▶ Written request:
From the line containing "Convert this screenshot" down to the final line of the entries below, quote every line verbatim. Exclude pictures.

▶ Excerpted data:
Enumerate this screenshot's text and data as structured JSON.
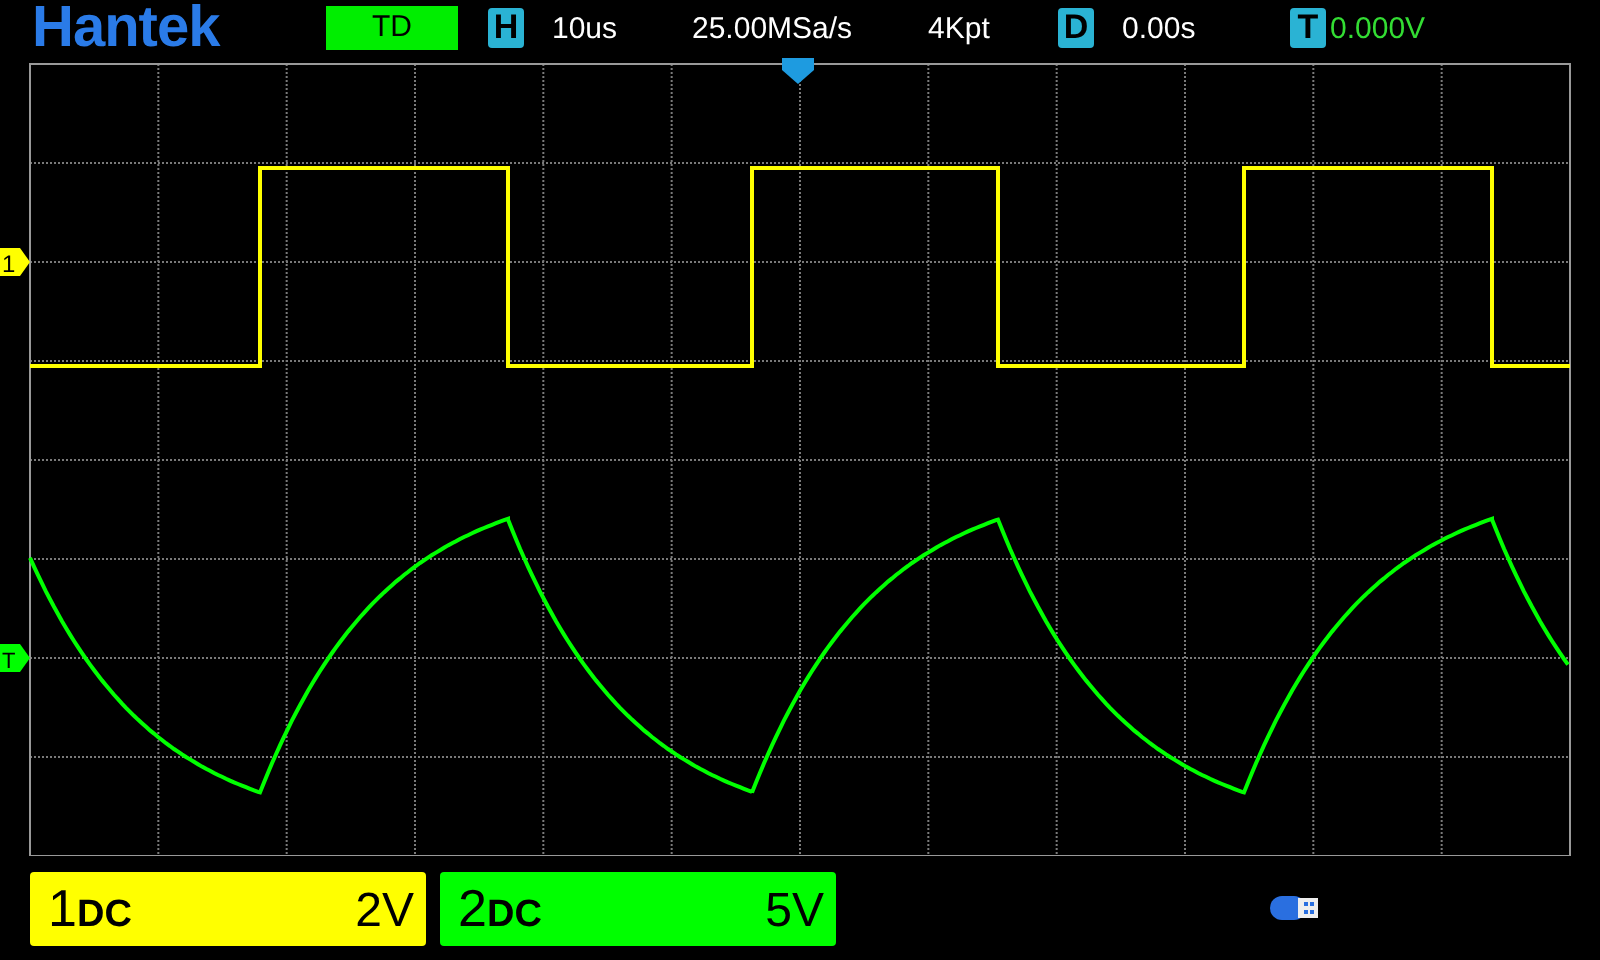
{
  "header": {
    "logo": "Hantek",
    "mode": "TD",
    "timebase": {
      "icon": "H",
      "value": "10us"
    },
    "sample_rate": "25.00MSa/s",
    "memory_depth": "4Kpt",
    "delay": {
      "icon": "D",
      "value": "0.00s"
    },
    "trigger": {
      "icon": "T",
      "value": "0.000V"
    }
  },
  "screen": {
    "channel_marker": "1",
    "trigger_marker": "T"
  },
  "channels": [
    {
      "number": "1",
      "coupling": "DC",
      "scale": "2V",
      "color": "#ffff00"
    },
    {
      "number": "2",
      "coupling": "DC",
      "scale": "5V",
      "color": "#00ff00"
    }
  ]
}
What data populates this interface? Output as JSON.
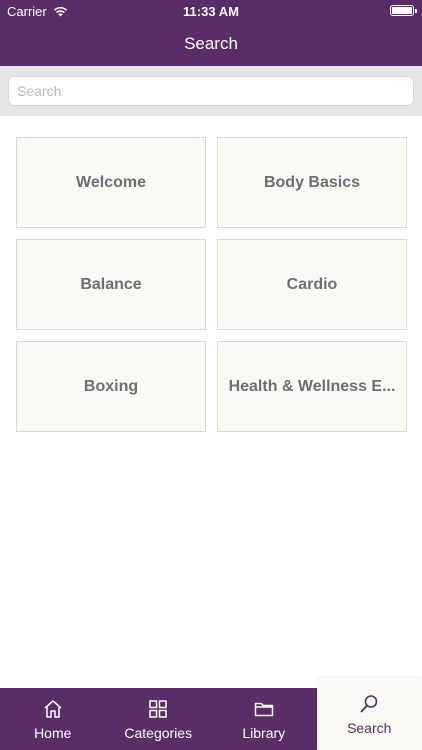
{
  "status_bar": {
    "carrier": "Carrier",
    "time": "11:33 AM"
  },
  "nav": {
    "title": "Search"
  },
  "search": {
    "placeholder": "Search",
    "value": ""
  },
  "categories": [
    {
      "label": "Welcome"
    },
    {
      "label": "Body Basics"
    },
    {
      "label": "Balance"
    },
    {
      "label": "Cardio"
    },
    {
      "label": "Boxing"
    },
    {
      "label": "Health & Wellness E..."
    }
  ],
  "tabs": [
    {
      "label": "Home",
      "icon": "home-icon"
    },
    {
      "label": "Categories",
      "icon": "grid-icon"
    },
    {
      "label": "Library",
      "icon": "folder-icon"
    },
    {
      "label": "Search",
      "icon": "search-icon",
      "active": true
    }
  ],
  "colors": {
    "brand": "#5a2d66",
    "tile_bg": "#faf9f3",
    "tile_text": "#6e6e74"
  }
}
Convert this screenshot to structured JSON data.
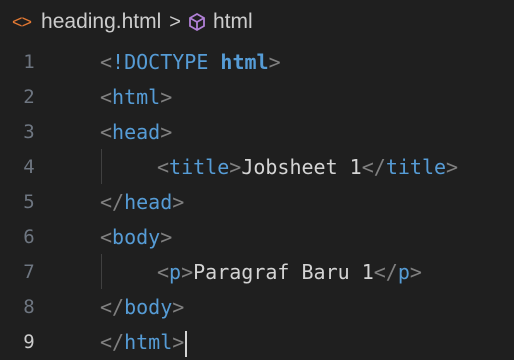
{
  "breadcrumb": {
    "file_icon": "<>",
    "file_name": "heading.html",
    "separator": ">",
    "symbol_icon": "cube-icon",
    "symbol_name": "html"
  },
  "lines": [
    {
      "number": "1",
      "open": "<",
      "doctype": "!DOCTYPE",
      "kw": "html",
      "close": ">"
    },
    {
      "number": "2",
      "open": "<",
      "tag": "html",
      "close": ">"
    },
    {
      "number": "3",
      "open": "<",
      "tag": "head",
      "close": ">"
    },
    {
      "number": "4",
      "open": "<",
      "tag": "title",
      "close": ">",
      "text": "Jobsheet 1",
      "open2": "</",
      "tag2": "title",
      "close2": ">"
    },
    {
      "number": "5",
      "open": "</",
      "tag": "head",
      "close": ">"
    },
    {
      "number": "6",
      "open": "<",
      "tag": "body",
      "close": ">"
    },
    {
      "number": "7",
      "open": "<",
      "tag": "p",
      "close": ">",
      "text": "Paragraf Baru 1",
      "open2": "</",
      "tag2": "p",
      "close2": ">"
    },
    {
      "number": "8",
      "open": "</",
      "tag": "body",
      "close": ">"
    },
    {
      "number": "9",
      "open": "</",
      "tag": "html",
      "close": ">"
    }
  ],
  "active_line": "9"
}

▶ Task answer:
Convert this screenshot to structured JSON data.
{
  "breadcrumb": {
    "file_icon": "<>",
    "file_name": "heading.html",
    "separator": ">",
    "symbol_icon": "cube-icon",
    "symbol_name": "html"
  },
  "lines": [
    {
      "number": "1",
      "open": "<",
      "doctype": "!DOCTYPE",
      "kw": "html",
      "close": ">"
    },
    {
      "number": "2",
      "open": "<",
      "tag": "html",
      "close": ">"
    },
    {
      "number": "3",
      "open": "<",
      "tag": "head",
      "close": ">"
    },
    {
      "number": "4",
      "open": "<",
      "tag": "title",
      "close": ">",
      "text": "Jobsheet 1",
      "open2": "</",
      "tag2": "title",
      "close2": ">"
    },
    {
      "number": "5",
      "open": "</",
      "tag": "head",
      "close": ">"
    },
    {
      "number": "6",
      "open": "<",
      "tag": "body",
      "close": ">"
    },
    {
      "number": "7",
      "open": "<",
      "tag": "p",
      "close": ">",
      "text": "Paragraf Baru 1",
      "open2": "</",
      "tag2": "p",
      "close2": ">"
    },
    {
      "number": "8",
      "open": "</",
      "tag": "body",
      "close": ">"
    },
    {
      "number": "9",
      "open": "</",
      "tag": "html",
      "close": ">"
    }
  ],
  "active_line": "9"
}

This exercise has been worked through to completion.